(Entries taken from a collection)
☆ ☆ ☆ ☆ ☆ ☆ ☆

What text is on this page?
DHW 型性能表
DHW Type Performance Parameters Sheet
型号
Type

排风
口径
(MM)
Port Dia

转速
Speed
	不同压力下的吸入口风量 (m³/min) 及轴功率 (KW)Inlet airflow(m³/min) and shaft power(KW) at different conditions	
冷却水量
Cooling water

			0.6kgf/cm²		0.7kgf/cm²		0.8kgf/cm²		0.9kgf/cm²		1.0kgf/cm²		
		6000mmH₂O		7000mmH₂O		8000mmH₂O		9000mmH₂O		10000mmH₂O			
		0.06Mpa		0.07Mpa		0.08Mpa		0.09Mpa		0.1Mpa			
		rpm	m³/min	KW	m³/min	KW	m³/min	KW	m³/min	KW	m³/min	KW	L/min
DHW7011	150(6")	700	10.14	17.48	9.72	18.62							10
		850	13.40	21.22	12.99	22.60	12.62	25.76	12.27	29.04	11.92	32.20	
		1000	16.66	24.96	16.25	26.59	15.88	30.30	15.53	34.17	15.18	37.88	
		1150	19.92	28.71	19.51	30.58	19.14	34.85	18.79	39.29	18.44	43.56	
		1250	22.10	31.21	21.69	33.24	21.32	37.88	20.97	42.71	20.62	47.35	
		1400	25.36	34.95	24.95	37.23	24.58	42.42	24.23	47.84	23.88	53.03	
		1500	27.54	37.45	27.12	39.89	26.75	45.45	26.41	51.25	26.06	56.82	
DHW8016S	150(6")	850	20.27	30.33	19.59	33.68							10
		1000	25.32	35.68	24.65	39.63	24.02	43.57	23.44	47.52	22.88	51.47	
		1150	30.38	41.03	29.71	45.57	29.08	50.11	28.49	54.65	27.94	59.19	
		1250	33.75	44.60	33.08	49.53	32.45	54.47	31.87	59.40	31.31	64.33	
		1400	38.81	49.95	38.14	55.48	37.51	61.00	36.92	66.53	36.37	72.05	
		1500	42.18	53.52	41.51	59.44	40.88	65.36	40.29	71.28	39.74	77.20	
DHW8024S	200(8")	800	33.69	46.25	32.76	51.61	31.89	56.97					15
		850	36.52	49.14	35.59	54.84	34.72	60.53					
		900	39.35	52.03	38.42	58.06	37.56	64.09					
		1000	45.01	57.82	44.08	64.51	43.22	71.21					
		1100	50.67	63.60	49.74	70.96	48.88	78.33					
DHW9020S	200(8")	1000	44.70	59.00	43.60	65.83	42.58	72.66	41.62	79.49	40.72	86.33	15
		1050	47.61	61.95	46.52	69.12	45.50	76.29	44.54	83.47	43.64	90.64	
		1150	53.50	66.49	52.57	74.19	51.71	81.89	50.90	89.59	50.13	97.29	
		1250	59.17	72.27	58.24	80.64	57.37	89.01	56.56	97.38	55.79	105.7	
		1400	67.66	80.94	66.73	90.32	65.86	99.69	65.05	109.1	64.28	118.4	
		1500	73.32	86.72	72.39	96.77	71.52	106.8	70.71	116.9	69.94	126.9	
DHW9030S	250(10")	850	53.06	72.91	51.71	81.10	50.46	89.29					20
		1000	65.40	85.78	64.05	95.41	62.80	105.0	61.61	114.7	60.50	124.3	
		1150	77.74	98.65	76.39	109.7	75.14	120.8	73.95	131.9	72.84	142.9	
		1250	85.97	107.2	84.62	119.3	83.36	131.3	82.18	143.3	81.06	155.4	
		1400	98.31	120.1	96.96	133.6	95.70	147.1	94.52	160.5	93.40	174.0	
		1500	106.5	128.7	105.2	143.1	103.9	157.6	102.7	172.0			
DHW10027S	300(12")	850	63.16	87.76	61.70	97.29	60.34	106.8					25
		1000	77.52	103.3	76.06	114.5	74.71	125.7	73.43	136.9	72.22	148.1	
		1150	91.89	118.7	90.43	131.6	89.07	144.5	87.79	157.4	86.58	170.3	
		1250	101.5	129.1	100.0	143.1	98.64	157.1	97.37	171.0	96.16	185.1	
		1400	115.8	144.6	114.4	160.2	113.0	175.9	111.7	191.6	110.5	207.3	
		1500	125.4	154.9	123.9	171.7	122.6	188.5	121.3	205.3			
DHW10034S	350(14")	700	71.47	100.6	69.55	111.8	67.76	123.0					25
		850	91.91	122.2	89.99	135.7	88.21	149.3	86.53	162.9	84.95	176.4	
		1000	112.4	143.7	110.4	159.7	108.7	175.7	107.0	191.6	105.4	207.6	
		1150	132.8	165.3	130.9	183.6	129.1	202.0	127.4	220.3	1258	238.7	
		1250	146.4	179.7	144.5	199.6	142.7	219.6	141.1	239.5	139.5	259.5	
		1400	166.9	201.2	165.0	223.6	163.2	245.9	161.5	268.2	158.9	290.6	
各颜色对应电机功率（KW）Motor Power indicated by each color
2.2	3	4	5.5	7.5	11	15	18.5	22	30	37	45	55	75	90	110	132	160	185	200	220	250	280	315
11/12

☆ ☆ ☆ ☆ ☆ ☆ ☆

- [PROBLEM STATEMENT] Exactly as shown above, return every record.

- [TASK ANSWER]
What text is on this page?
DHW 型性能表
DHW Type Performance Parameters Sheet
型号
Type

排风
口径
(MM)
Port Dia

转速
Speed
	不同压力下的吸入口风量 (m³/min) 及轴功率 (KW)Inlet airflow(m³/min) and shaft power(KW) at different conditions	
冷却水量
Cooling water

			0.6kgf/cm²		0.7kgf/cm²		0.8kgf/cm²		0.9kgf/cm²		1.0kgf/cm²		
		6000mmH₂O		7000mmH₂O		8000mmH₂O		9000mmH₂O		10000mmH₂O			
		0.06Mpa		0.07Mpa		0.08Mpa		0.09Mpa		0.1Mpa			
		rpm	m³/min	KW	m³/min	KW	m³/min	KW	m³/min	KW	m³/min	KW	L/min
DHW7011	150(6")	700	10.14	17.48	9.72	18.62							10
		850	13.40	21.22	12.99	22.60	12.62	25.76	12.27	29.04	11.92	32.20	
		1000	16.66	24.96	16.25	26.59	15.88	30.30	15.53	34.17	15.18	37.88	
		1150	19.92	28.71	19.51	30.58	19.14	34.85	18.79	39.29	18.44	43.56	
		1250	22.10	31.21	21.69	33.24	21.32	37.88	20.97	42.71	20.62	47.35	
		1400	25.36	34.95	24.95	37.23	24.58	42.42	24.23	47.84	23.88	53.03	
		1500	27.54	37.45	27.12	39.89	26.75	45.45	26.41	51.25	26.06	56.82	
DHW8016S	150(6")	850	20.27	30.33	19.59	33.68							10
		1000	25.32	35.68	24.65	39.63	24.02	43.57	23.44	47.52	22.88	51.47	
		1150	30.38	41.03	29.71	45.57	29.08	50.11	28.49	54.65	27.94	59.19	
		1250	33.75	44.60	33.08	49.53	32.45	54.47	31.87	59.40	31.31	64.33	
		1400	38.81	49.95	38.14	55.48	37.51	61.00	36.92	66.53	36.37	72.05	
		1500	42.18	53.52	41.51	59.44	40.88	65.36	40.29	71.28	39.74	77.20	
DHW8024S	200(8")	800	33.69	46.25	32.76	51.61	31.89	56.97					15
		850	36.52	49.14	35.59	54.84	34.72	60.53					
		900	39.35	52.03	38.42	58.06	37.56	64.09					
		1000	45.01	57.82	44.08	64.51	43.22	71.21					
		1100	50.67	63.60	49.74	70.96	48.88	78.33					
DHW9020S	200(8")	1000	44.70	59.00	43.60	65.83	42.58	72.66	41.62	79.49	40.72	86.33	15
		1050	47.61	61.95	46.52	69.12	45.50	76.29	44.54	83.47	43.64	90.64	
		1150	53.50	66.49	52.57	74.19	51.71	81.89	50.90	89.59	50.13	97.29	
		1250	59.17	72.27	58.24	80.64	57.37	89.01	56.56	97.38	55.79	105.7	
		1400	67.66	80.94	66.73	90.32	65.86	99.69	65.05	109.1	64.28	118.4	
		1500	73.32	86.72	72.39	96.77	71.52	106.8	70.71	116.9	69.94	126.9	
DHW9030S	250(10")	850	53.06	72.91	51.71	81.10	50.46	89.29					20
		1000	65.40	85.78	64.05	95.41	62.80	105.0	61.61	114.7	60.50	124.3	
		1150	77.74	98.65	76.39	109.7	75.14	120.8	73.95	131.9	72.84	142.9	
		1250	85.97	107.2	84.62	119.3	83.36	131.3	82.18	143.3	81.06	155.4	
		1400	98.31	120.1	96.96	133.6	95.70	147.1	94.52	160.5	93.40	174.0	
		1500	106.5	128.7	105.2	143.1	103.9	157.6	102.7	172.0			
DHW10027S	300(12")	850	63.16	87.76	61.70	97.29	60.34	106.8					25
		1000	77.52	103.3	76.06	114.5	74.71	125.7	73.43	136.9	72.22	148.1	
		1150	91.89	118.7	90.43	131.6	89.07	144.5	87.79	157.4	86.58	170.3	
		1250	101.5	129.1	100.0	143.1	98.64	157.1	97.37	171.0	96.16	185.1	
		1400	115.8	144.6	114.4	160.2	113.0	175.9	111.7	191.6	110.5	207.3	
		1500	125.4	154.9	123.9	171.7	122.6	188.5	121.3	205.3			
DHW10034S	350(14")	700	71.47	100.6	69.55	111.8	67.76	123.0					25
		850	91.91	122.2	89.99	135.7	88.21	149.3	86.53	162.9	84.95	176.4	
		1000	112.4	143.7	110.4	159.7	108.7	175.7	107.0	191.6	105.4	207.6	
		1150	132.8	165.3	130.9	183.6	129.1	202.0	127.4	220.3	1258	238.7	
		1250	146.4	179.7	144.5	199.6	142.7	219.6	141.1	239.5	139.5	259.5	
		1400	166.9	201.2	165.0	223.6	163.2	245.9	161.5	268.2	158.9	290.6	
各颜色对应电机功率（KW）Motor Power indicated by each color
2.2	3	4	5.5	7.5	11	15	18.5	22	30	37	45	55	75	90	110	132	160	185	200	220	250	280	315
11/12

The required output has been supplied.